DOCUMENT SEGMENT

□ □ □ □ □

On first trying it out, seems to work pretty well! Like the code that was there before, it doesn’t have to worry about asking for out-of-bounds locations because that is clipped by setDesiredScrollPositionNow().

Foiled By Long Files

I suspected from the start that that rounding would likely be a problem. Consider that an ideal solution would be that if you looked at the line number at the top of your editor, and then did a click for a “Page Up”, that line would be the new bottom line. (Or maybe just right off the screen–depending on what definition of “Page Up” you are using.)

Here we aren’t calculating in terms of lines, but speaking in terms of “offset and slider position units”…which then are transformed by a factor (the _computedSliderRatio) into “scroll position units”. This could introduce rounding errors to where paging via the scroll bar caused you to overlap more than a line each step, or worse–you’d not see some lines in the file by scrolling this way.

But could it be “good enough” that no one would notice this wasn’t invoking a line-aware paging call? I thought to try this out on a very long file that I made to see…and…

…perhaps I should have predicted: the scroll bar won’t keep shrinking down to invisibility as you increase the file size. It only gets so small at one point, and so as your file gets longer it is less and less in proportion to what a “page” is. If you try to move a scroll bar’s worth, you’ll be moving much more than a page.

Calculating In Terms of “Scroll Position” vs. “Slider Position”

If the slider had a limit to how small it would get, it wasn’t a trustworthy indicator of a page size. But did the ScrollState have other members that might be more reliable?

We can still use the offset compared to _computedSliderPosition to get the paging direction. But then we can go straight to the scroll position coordinate system, moving by _visibleSize from the _scrollPosition:

/**
 * Compute a desired `scrollPosition` from if offset is before or after the slider position.
 * If offset is before slider, treat as a page up (or left).  If after, page down (or right).
 * `offset` and `_computedSliderPosition` are based on the same coordinate system.
 * `_visibleSize` corresponds to a "page" of lines in the returned coordinate system.
 */
public getDesiredScrollPositionFromOffset(offset: number): number {
    if (!this._computedIsNeeded) {
        // no need for a slider
        return 0;
    }

    let correctedOffset = offset - this._arrowSize;  // compensate if has arrows
    let desiredScrollPosition = this._scrollPosition;
    if (correctedOffset < this._computedSliderPosition) {
        desiredScrollPosition -= this._visibleSize;  // page up/left
    } else {
        desiredScrollPosition += this._visibleSize;  // page down/right
    }
    return desiredScrollPosition;
}

Trying this out on a 10,000 line file, the granularity is such that it still moves to within one line of a page. It may be that the scroll units are proportioned to the lines well enough that this “just works”–even without having to fall back to speaking in terms of literal lines.

Hey, What’s the _arrowSize About?

□ □ □ □ □

INFORMATION SUPPLIED
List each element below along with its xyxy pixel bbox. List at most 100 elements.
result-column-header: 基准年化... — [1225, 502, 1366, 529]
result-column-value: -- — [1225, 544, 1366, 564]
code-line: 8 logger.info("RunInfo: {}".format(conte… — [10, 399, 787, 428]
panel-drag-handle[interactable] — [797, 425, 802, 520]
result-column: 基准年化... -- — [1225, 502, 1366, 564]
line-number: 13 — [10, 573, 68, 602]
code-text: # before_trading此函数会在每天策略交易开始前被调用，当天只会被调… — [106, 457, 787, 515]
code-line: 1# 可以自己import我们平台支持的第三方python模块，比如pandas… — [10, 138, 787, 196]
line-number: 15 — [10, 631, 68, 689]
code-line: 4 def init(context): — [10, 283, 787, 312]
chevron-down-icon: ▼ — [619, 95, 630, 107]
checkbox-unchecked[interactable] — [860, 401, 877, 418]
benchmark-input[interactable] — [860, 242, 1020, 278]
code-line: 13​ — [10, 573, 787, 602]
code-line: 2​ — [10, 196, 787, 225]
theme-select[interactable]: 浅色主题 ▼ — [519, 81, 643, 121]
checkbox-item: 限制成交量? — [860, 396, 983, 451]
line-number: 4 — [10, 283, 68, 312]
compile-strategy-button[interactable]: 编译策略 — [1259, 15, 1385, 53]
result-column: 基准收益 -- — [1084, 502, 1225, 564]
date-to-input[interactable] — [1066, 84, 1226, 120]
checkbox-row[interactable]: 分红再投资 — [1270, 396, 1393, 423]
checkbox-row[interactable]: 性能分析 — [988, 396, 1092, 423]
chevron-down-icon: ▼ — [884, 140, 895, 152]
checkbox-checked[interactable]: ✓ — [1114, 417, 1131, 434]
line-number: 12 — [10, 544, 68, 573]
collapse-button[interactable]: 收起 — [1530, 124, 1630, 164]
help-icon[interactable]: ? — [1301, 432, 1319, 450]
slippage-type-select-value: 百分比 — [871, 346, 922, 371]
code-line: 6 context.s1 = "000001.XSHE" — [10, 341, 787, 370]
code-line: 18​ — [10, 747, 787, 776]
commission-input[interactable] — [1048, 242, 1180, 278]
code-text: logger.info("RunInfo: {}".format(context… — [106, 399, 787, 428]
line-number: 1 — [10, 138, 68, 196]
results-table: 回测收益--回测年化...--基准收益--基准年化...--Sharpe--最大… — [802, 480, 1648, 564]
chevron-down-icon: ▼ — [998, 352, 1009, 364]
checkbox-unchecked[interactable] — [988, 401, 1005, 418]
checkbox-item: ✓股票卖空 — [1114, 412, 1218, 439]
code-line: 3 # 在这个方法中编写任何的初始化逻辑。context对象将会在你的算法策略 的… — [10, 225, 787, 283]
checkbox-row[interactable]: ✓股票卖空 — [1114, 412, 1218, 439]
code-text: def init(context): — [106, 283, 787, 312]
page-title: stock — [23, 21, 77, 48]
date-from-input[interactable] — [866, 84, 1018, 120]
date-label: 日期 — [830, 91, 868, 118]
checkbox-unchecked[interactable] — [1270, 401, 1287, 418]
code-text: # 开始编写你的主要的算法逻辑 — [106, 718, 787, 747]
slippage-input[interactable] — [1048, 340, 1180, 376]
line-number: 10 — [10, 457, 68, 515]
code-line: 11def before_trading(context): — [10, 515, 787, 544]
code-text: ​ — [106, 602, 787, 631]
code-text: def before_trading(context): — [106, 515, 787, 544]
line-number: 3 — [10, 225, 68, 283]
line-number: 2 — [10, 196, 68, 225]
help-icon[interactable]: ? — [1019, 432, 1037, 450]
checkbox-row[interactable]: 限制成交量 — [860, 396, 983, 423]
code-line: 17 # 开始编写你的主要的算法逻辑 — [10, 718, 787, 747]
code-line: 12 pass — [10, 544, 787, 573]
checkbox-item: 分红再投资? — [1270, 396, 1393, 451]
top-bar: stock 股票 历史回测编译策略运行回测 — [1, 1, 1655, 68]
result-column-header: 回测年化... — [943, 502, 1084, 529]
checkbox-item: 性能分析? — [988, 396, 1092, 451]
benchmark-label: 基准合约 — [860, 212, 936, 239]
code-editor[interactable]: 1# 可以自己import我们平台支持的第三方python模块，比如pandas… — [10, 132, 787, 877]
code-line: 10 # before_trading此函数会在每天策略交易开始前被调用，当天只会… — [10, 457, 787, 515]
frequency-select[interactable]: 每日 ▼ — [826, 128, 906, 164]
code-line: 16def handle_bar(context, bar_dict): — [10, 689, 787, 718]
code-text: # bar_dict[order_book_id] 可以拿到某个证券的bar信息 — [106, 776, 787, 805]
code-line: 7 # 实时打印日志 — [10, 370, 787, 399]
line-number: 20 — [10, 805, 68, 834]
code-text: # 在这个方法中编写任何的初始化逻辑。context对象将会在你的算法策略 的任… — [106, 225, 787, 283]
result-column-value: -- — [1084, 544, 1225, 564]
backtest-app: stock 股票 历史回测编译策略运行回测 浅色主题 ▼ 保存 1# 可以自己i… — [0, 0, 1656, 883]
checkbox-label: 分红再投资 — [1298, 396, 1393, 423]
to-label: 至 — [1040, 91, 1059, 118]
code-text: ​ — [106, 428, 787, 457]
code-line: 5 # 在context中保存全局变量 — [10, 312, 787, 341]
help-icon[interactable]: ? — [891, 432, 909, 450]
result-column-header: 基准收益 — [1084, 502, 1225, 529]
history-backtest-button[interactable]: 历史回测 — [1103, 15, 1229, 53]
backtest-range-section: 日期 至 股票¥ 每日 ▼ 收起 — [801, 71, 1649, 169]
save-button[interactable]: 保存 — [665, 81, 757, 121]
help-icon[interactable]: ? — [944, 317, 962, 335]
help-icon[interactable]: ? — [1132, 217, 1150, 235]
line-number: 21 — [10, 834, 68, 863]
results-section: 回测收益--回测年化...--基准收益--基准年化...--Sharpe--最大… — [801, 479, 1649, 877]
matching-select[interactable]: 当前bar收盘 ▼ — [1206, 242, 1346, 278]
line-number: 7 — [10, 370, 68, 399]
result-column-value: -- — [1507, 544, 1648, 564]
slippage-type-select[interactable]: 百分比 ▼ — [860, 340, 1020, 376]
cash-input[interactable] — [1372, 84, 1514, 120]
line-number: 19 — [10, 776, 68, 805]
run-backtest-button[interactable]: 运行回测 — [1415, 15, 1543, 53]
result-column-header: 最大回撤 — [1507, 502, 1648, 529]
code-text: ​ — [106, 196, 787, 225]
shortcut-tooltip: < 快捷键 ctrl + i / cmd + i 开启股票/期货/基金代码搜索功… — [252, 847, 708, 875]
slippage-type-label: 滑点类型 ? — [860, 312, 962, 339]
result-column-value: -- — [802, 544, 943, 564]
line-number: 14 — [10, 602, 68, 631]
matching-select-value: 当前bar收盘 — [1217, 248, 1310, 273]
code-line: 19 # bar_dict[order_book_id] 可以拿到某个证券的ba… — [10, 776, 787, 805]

□ □ □ □ □

WORK REQUIRED
Return the stretch of the scroll bar paging text from "If the slider" through "be more reliable?", copied word for word.

YOUR RESPONSE
If the slider had a limit to how small it would get, it wasn’t a trustworthy indicator of a page size. But did the ScrollState have other members that might be more reliable?